__Objective__.
Images appear in the records below; leave them out and repeat everything else exactly.

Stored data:
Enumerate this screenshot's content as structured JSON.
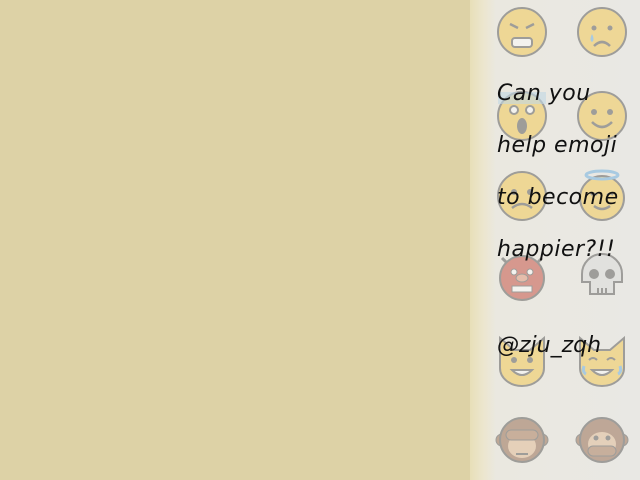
{
  "game": {
    "message_lines": [
      "Can you",
      "help emoji",
      "to become",
      "happier?!!"
    ],
    "credit": "@zju_zqh"
  },
  "colors": {
    "play_area": "#ddd2a6",
    "sidebar": "#e9e8e4",
    "emoji_face": "#f5c33b",
    "monkey": "#8b5a3c",
    "ogre": "#c0392b",
    "skull": "#d9d9d9"
  },
  "emoji_icons": [
    "persevering-face-icon",
    "crying-face-icon",
    "screaming-face-icon",
    "grinning-face-icon",
    "anxious-face-icon",
    "halo-face-icon",
    "ogre-icon",
    "skull-icon",
    "grinning-cat-icon",
    "joy-cat-icon",
    "see-no-evil-monkey-icon",
    "speak-no-evil-monkey-icon"
  ]
}
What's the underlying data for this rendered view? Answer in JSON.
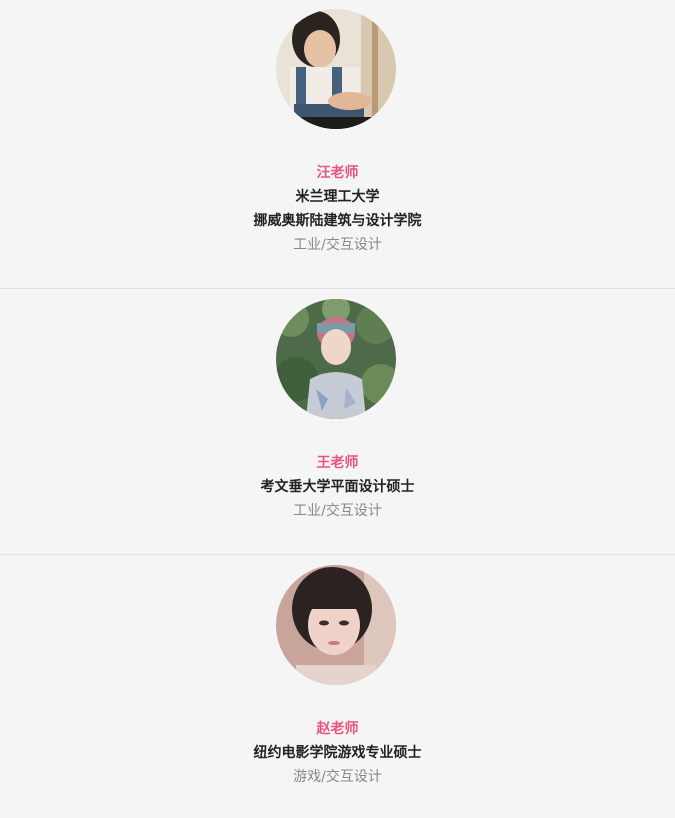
{
  "teachers": [
    {
      "name": "汪老师",
      "school_lines": [
        "米兰理工大学",
        "挪威奥斯陆建筑与设计学院"
      ],
      "major": "工业/交互设计",
      "avatar_icon": "teacher-photo-1"
    },
    {
      "name": "王老师",
      "school_lines": [
        "考文垂大学平面设计硕士"
      ],
      "major": "工业/交互设计",
      "avatar_icon": "teacher-photo-2"
    },
    {
      "name": "赵老师",
      "school_lines": [
        "纽约电影学院游戏专业硕士"
      ],
      "major": "游戏/交互设计",
      "avatar_icon": "teacher-photo-3"
    }
  ],
  "colors": {
    "background": "#f6f5f5",
    "name_accent": "#e8557e",
    "divider": "#e2e1e1",
    "major_text": "#888888"
  }
}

__Result__.
Enumerate this screenshot's content as structured JSON.
{
  "game": {
    "message_lines": [
      "Can you",
      "help emoji",
      "to become",
      "happier?!!"
    ],
    "credit": "@zju_zqh"
  },
  "colors": {
    "play_area": "#ddd2a6",
    "sidebar": "#e9e8e4",
    "emoji_face": "#f5c33b",
    "monkey": "#8b5a3c",
    "ogre": "#c0392b",
    "skull": "#d9d9d9"
  },
  "emoji_icons": [
    "persevering-face-icon",
    "crying-face-icon",
    "screaming-face-icon",
    "grinning-face-icon",
    "anxious-face-icon",
    "halo-face-icon",
    "ogre-icon",
    "skull-icon",
    "grinning-cat-icon",
    "joy-cat-icon",
    "see-no-evil-monkey-icon",
    "speak-no-evil-monkey-icon"
  ]
}
What's the underlying data for this rendered view? Answer in JSON.
{
  "teachers": [
    {
      "name": "汪老师",
      "school_lines": [
        "米兰理工大学",
        "挪威奥斯陆建筑与设计学院"
      ],
      "major": "工业/交互设计",
      "avatar_icon": "teacher-photo-1"
    },
    {
      "name": "王老师",
      "school_lines": [
        "考文垂大学平面设计硕士"
      ],
      "major": "工业/交互设计",
      "avatar_icon": "teacher-photo-2"
    },
    {
      "name": "赵老师",
      "school_lines": [
        "纽约电影学院游戏专业硕士"
      ],
      "major": "游戏/交互设计",
      "avatar_icon": "teacher-photo-3"
    }
  ],
  "colors": {
    "background": "#f6f5f5",
    "name_accent": "#e8557e",
    "divider": "#e2e1e1",
    "major_text": "#888888"
  }
}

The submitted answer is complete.